Retype the stretch of material from the line containing "Give bounding boxes" through the line containing "bar [139,93,392,117]", reproducing each line exactly.

Provided material =
══════
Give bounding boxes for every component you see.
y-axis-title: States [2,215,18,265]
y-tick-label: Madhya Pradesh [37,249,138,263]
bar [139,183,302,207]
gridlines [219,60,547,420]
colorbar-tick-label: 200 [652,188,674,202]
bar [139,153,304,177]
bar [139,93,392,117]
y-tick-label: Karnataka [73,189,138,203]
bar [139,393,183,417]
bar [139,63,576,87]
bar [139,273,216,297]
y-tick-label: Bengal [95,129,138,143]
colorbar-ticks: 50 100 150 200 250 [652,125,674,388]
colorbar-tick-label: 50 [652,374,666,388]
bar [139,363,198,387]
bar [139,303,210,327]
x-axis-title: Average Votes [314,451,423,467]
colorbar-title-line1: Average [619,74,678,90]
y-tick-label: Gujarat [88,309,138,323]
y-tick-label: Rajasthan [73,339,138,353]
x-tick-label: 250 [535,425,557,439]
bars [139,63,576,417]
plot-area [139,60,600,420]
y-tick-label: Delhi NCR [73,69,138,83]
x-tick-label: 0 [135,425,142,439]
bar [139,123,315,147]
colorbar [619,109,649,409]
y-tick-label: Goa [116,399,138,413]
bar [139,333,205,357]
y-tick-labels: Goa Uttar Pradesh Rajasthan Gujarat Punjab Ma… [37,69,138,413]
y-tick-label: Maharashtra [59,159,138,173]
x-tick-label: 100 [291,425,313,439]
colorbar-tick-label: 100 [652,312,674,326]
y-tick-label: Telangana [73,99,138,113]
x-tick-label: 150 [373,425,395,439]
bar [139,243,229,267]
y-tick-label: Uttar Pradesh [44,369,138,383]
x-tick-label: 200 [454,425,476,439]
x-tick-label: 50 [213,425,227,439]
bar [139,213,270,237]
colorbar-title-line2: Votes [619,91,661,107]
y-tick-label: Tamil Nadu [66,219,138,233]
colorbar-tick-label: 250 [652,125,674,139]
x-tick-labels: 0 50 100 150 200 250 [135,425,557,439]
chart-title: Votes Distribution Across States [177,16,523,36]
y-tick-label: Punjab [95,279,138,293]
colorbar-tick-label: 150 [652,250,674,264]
══════
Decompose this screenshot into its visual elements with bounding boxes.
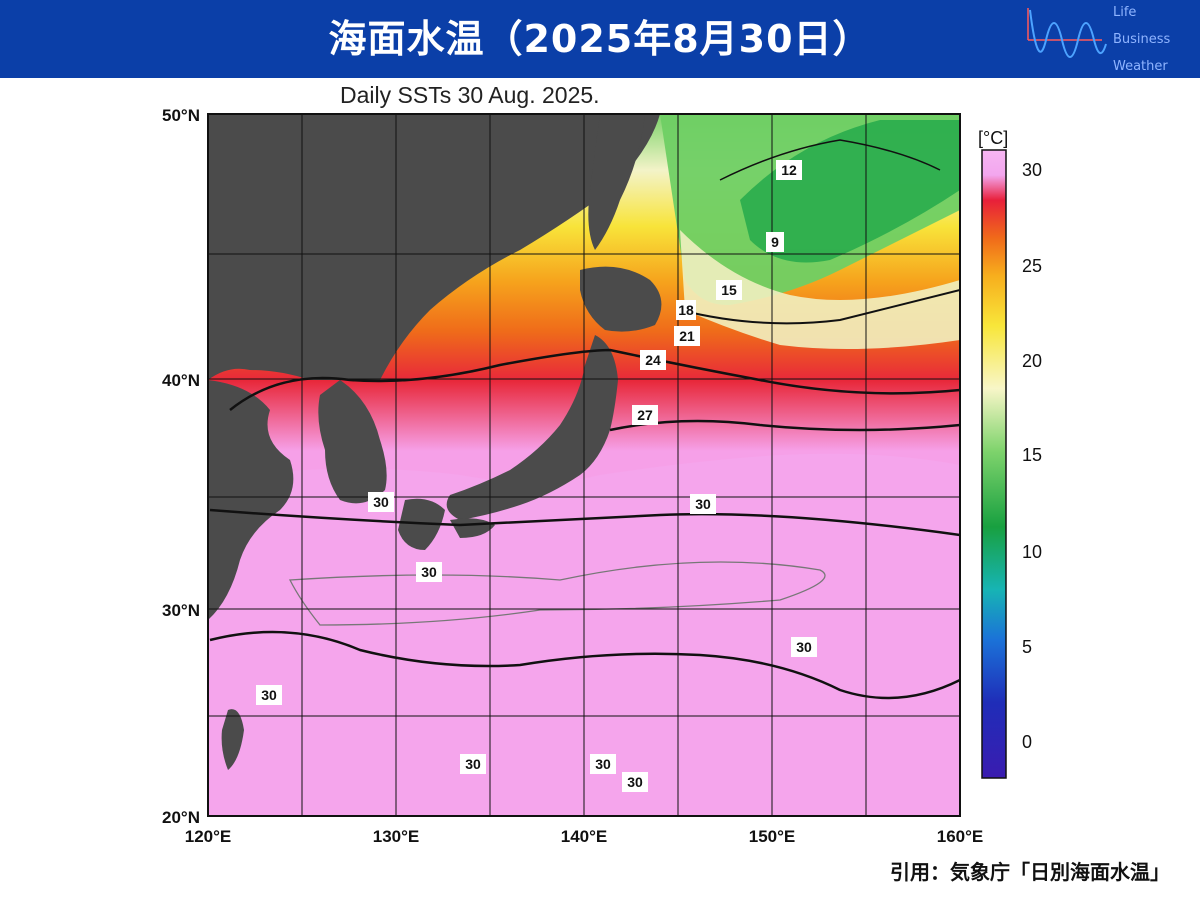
══════
Full answer =
Give bounding boxes for every component you see.
y-axis-title: States [2,215,18,265]
y-tick-label: Madhya Pradesh [37,249,138,263]
bar [139,183,302,207]
gridlines [219,60,547,420]
colorbar-tick-label: 200 [652,188,674,202]
bar [139,153,304,177]
bar [139,93,392,117]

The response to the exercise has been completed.